Repeat every line below exactly as it reads.

(Figure record listings)
((
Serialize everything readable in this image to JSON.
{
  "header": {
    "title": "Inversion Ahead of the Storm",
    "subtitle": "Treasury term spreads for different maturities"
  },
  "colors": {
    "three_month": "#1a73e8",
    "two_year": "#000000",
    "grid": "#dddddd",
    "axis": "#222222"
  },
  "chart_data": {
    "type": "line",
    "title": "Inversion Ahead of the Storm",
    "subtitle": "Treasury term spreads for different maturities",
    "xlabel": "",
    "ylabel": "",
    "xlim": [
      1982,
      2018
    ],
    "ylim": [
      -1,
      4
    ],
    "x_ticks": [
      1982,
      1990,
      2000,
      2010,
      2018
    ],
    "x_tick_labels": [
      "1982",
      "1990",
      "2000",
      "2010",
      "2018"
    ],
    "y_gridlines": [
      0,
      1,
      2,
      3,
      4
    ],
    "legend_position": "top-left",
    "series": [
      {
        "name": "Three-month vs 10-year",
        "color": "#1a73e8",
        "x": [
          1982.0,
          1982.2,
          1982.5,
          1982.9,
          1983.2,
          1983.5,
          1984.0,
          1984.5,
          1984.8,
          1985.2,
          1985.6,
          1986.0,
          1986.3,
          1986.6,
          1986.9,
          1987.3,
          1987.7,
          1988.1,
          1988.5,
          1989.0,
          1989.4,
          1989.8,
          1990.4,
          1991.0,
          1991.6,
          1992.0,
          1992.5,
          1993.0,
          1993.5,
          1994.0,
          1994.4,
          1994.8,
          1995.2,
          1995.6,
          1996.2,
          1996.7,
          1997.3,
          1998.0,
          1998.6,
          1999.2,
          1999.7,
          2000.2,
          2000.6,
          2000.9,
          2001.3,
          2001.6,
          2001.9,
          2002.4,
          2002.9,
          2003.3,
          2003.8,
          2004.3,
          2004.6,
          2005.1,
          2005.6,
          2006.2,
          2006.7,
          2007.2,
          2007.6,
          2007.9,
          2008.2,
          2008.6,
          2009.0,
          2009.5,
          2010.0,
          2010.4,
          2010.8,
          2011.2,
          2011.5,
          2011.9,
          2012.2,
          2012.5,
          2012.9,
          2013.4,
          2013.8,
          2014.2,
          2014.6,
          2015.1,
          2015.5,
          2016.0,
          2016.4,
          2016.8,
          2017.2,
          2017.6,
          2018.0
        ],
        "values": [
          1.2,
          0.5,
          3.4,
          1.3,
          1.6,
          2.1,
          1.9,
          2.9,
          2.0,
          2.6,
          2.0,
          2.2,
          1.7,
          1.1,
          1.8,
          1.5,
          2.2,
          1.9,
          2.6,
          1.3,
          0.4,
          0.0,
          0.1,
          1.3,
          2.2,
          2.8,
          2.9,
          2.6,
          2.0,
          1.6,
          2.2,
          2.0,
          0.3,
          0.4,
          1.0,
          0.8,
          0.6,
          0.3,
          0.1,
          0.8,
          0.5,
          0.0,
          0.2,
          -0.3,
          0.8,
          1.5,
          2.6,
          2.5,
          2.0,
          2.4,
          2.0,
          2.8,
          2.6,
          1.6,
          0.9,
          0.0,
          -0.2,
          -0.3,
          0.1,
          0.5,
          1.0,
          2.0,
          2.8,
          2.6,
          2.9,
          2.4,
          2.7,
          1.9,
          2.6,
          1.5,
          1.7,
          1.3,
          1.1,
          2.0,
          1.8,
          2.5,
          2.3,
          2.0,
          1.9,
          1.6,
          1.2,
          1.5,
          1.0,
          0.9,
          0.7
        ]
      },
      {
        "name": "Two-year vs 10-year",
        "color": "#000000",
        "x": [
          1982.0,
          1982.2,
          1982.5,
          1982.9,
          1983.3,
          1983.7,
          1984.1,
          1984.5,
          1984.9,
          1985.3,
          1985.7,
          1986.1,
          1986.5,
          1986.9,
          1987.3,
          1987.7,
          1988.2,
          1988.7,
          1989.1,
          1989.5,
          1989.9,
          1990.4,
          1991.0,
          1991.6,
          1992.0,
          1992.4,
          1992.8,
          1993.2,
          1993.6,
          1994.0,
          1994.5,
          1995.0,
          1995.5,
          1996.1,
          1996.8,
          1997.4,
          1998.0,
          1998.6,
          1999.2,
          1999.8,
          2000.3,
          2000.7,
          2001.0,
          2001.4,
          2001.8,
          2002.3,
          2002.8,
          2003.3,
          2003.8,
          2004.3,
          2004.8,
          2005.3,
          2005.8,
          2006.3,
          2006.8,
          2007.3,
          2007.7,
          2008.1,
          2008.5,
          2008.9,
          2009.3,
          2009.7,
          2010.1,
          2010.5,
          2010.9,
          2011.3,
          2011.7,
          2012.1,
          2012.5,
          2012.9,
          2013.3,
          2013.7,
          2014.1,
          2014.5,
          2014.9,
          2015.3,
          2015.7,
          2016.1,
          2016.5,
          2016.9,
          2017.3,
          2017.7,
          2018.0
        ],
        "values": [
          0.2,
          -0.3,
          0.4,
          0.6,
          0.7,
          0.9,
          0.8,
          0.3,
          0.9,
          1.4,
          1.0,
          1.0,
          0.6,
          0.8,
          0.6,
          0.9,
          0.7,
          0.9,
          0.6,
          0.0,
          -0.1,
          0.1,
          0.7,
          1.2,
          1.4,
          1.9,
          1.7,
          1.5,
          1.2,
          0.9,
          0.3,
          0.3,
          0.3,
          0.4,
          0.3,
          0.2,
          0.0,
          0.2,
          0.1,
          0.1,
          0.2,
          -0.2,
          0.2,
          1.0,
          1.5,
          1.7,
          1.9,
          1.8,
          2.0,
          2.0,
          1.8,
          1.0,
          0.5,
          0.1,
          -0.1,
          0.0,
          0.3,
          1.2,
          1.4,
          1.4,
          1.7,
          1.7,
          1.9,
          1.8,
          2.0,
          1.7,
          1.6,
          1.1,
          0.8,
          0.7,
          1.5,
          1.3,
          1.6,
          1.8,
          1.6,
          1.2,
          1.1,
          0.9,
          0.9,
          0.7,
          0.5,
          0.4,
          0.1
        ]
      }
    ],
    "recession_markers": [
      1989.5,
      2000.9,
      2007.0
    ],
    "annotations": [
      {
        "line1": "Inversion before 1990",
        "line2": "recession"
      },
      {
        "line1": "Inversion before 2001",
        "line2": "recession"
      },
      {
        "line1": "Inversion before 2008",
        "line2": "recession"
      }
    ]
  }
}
))
## Complete output
Serialize everything readable in this image to JSON.
{
  "header": {
    "title": "Inversion Ahead of the Storm",
    "subtitle": "Treasury term spreads for different maturities"
  },
  "colors": {
    "three_month": "#1a73e8",
    "two_year": "#000000",
    "grid": "#dddddd",
    "axis": "#222222"
  },
  "chart_data": {
    "type": "line",
    "title": "Inversion Ahead of the Storm",
    "subtitle": "Treasury term spreads for different maturities",
    "xlabel": "",
    "ylabel": "",
    "xlim": [
      1982,
      2018
    ],
    "ylim": [
      -1,
      4
    ],
    "x_ticks": [
      1982,
      1990,
      2000,
      2010,
      2018
    ],
    "x_tick_labels": [
      "1982",
      "1990",
      "2000",
      "2010",
      "2018"
    ],
    "y_gridlines": [
      0,
      1,
      2,
      3,
      4
    ],
    "legend_position": "top-left",
    "series": [
      {
        "name": "Three-month vs 10-year",
        "color": "#1a73e8",
        "x": [
          1982.0,
          1982.2,
          1982.5,
          1982.9,
          1983.2,
          1983.5,
          1984.0,
          1984.5,
          1984.8,
          1985.2,
          1985.6,
          1986.0,
          1986.3,
          1986.6,
          1986.9,
          1987.3,
          1987.7,
          1988.1,
          1988.5,
          1989.0,
          1989.4,
          1989.8,
          1990.4,
          1991.0,
          1991.6,
          1992.0,
          1992.5,
          1993.0,
          1993.5,
          1994.0,
          1994.4,
          1994.8,
          1995.2,
          1995.6,
          1996.2,
          1996.7,
          1997.3,
          1998.0,
          1998.6,
          1999.2,
          1999.7,
          2000.2,
          2000.6,
          2000.9,
          2001.3,
          2001.6,
          2001.9,
          2002.4,
          2002.9,
          2003.3,
          2003.8,
          2004.3,
          2004.6,
          2005.1,
          2005.6,
          2006.2,
          2006.7,
          2007.2,
          2007.6,
          2007.9,
          2008.2,
          2008.6,
          2009.0,
          2009.5,
          2010.0,
          2010.4,
          2010.8,
          2011.2,
          2011.5,
          2011.9,
          2012.2,
          2012.5,
          2012.9,
          2013.4,
          2013.8,
          2014.2,
          2014.6,
          2015.1,
          2015.5,
          2016.0,
          2016.4,
          2016.8,
          2017.2,
          2017.6,
          2018.0
        ],
        "values": [
          1.2,
          0.5,
          3.4,
          1.3,
          1.6,
          2.1,
          1.9,
          2.9,
          2.0,
          2.6,
          2.0,
          2.2,
          1.7,
          1.1,
          1.8,
          1.5,
          2.2,
          1.9,
          2.6,
          1.3,
          0.4,
          0.0,
          0.1,
          1.3,
          2.2,
          2.8,
          2.9,
          2.6,
          2.0,
          1.6,
          2.2,
          2.0,
          0.3,
          0.4,
          1.0,
          0.8,
          0.6,
          0.3,
          0.1,
          0.8,
          0.5,
          0.0,
          0.2,
          -0.3,
          0.8,
          1.5,
          2.6,
          2.5,
          2.0,
          2.4,
          2.0,
          2.8,
          2.6,
          1.6,
          0.9,
          0.0,
          -0.2,
          -0.3,
          0.1,
          0.5,
          1.0,
          2.0,
          2.8,
          2.6,
          2.9,
          2.4,
          2.7,
          1.9,
          2.6,
          1.5,
          1.7,
          1.3,
          1.1,
          2.0,
          1.8,
          2.5,
          2.3,
          2.0,
          1.9,
          1.6,
          1.2,
          1.5,
          1.0,
          0.9,
          0.7
        ]
      },
      {
        "name": "Two-year vs 10-year",
        "color": "#000000",
        "x": [
          1982.0,
          1982.2,
          1982.5,
          1982.9,
          1983.3,
          1983.7,
          1984.1,
          1984.5,
          1984.9,
          1985.3,
          1985.7,
          1986.1,
          1986.5,
          1986.9,
          1987.3,
          1987.7,
          1988.2,
          1988.7,
          1989.1,
          1989.5,
          1989.9,
          1990.4,
          1991.0,
          1991.6,
          1992.0,
          1992.4,
          1992.8,
          1993.2,
          1993.6,
          1994.0,
          1994.5,
          1995.0,
          1995.5,
          1996.1,
          1996.8,
          1997.4,
          1998.0,
          1998.6,
          1999.2,
          1999.8,
          2000.3,
          2000.7,
          2001.0,
          2001.4,
          2001.8,
          2002.3,
          2002.8,
          2003.3,
          2003.8,
          2004.3,
          2004.8,
          2005.3,
          2005.8,
          2006.3,
          2006.8,
          2007.3,
          2007.7,
          2008.1,
          2008.5,
          2008.9,
          2009.3,
          2009.7,
          2010.1,
          2010.5,
          2010.9,
          2011.3,
          2011.7,
          2012.1,
          2012.5,
          2012.9,
          2013.3,
          2013.7,
          2014.1,
          2014.5,
          2014.9,
          2015.3,
          2015.7,
          2016.1,
          2016.5,
          2016.9,
          2017.3,
          2017.7,
          2018.0
        ],
        "values": [
          0.2,
          -0.3,
          0.4,
          0.6,
          0.7,
          0.9,
          0.8,
          0.3,
          0.9,
          1.4,
          1.0,
          1.0,
          0.6,
          0.8,
          0.6,
          0.9,
          0.7,
          0.9,
          0.6,
          0.0,
          -0.1,
          0.1,
          0.7,
          1.2,
          1.4,
          1.9,
          1.7,
          1.5,
          1.2,
          0.9,
          0.3,
          0.3,
          0.3,
          0.4,
          0.3,
          0.2,
          0.0,
          0.2,
          0.1,
          0.1,
          0.2,
          -0.2,
          0.2,
          1.0,
          1.5,
          1.7,
          1.9,
          1.8,
          2.0,
          2.0,
          1.8,
          1.0,
          0.5,
          0.1,
          -0.1,
          0.0,
          0.3,
          1.2,
          1.4,
          1.4,
          1.7,
          1.7,
          1.9,
          1.8,
          2.0,
          1.7,
          1.6,
          1.1,
          0.8,
          0.7,
          1.5,
          1.3,
          1.6,
          1.8,
          1.6,
          1.2,
          1.1,
          0.9,
          0.9,
          0.7,
          0.5,
          0.4,
          0.1
        ]
      }
    ],
    "recession_markers": [
      1989.5,
      2000.9,
      2007.0
    ],
    "annotations": [
      {
        "line1": "Inversion before 1990",
        "line2": "recession"
      },
      {
        "line1": "Inversion before 2001",
        "line2": "recession"
      },
      {
        "line1": "Inversion before 2008",
        "line2": "recession"
      }
    ]
  }
}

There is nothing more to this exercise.